* **Problem statement**
Count the lines below that contain the string "subtitle", treating uppercase and lowercase as different, and give only the number.

* **Records supplied**
#####
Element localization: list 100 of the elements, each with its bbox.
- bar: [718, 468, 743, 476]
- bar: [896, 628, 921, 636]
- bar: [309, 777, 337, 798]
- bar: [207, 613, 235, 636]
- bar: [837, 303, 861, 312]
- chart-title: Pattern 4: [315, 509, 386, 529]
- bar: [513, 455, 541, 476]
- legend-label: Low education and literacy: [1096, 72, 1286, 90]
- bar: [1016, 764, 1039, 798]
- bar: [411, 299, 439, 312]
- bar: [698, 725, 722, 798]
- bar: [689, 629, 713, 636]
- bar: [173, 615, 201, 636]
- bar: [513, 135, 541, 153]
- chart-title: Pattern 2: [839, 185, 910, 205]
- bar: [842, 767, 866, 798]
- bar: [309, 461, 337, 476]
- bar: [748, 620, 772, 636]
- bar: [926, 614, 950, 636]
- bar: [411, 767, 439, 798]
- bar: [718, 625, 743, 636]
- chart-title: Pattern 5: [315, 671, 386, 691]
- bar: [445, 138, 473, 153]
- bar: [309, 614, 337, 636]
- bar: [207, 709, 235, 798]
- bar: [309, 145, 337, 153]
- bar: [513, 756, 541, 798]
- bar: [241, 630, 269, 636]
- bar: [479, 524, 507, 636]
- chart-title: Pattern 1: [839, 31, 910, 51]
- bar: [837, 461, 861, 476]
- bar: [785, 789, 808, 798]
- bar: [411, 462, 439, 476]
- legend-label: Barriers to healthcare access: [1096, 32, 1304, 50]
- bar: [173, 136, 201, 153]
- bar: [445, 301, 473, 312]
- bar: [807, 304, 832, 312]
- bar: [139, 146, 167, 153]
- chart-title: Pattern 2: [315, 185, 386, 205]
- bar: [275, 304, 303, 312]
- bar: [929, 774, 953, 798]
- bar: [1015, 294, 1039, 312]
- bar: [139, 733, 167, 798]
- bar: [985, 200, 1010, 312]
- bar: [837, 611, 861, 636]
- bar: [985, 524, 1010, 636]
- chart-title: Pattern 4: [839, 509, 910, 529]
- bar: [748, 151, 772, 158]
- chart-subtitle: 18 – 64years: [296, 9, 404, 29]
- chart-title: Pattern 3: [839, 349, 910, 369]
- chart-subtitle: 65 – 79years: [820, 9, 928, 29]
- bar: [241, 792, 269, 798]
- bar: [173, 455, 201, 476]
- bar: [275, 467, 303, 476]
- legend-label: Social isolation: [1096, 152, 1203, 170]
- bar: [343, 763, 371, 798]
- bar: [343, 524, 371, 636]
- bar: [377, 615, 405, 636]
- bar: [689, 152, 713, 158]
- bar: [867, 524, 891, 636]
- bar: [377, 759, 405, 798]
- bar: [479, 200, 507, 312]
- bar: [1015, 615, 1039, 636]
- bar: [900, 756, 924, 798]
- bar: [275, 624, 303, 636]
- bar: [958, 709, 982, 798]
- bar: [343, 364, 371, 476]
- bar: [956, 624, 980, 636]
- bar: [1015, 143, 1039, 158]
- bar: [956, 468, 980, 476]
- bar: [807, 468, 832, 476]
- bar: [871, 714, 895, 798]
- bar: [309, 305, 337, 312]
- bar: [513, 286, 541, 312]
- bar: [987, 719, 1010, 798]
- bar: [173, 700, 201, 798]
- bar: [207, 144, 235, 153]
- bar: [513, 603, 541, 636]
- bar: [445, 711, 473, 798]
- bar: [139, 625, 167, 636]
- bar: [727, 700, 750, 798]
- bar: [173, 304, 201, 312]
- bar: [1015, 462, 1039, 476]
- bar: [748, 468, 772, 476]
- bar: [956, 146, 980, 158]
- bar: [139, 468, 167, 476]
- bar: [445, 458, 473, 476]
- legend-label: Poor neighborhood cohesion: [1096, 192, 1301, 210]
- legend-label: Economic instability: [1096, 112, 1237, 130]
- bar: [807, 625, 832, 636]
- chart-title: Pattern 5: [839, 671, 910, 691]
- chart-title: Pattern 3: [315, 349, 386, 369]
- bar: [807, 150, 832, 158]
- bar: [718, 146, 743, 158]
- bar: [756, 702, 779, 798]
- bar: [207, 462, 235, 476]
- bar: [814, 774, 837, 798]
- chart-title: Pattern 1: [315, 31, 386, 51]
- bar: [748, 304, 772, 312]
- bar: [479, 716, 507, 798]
#####
* **Response**
2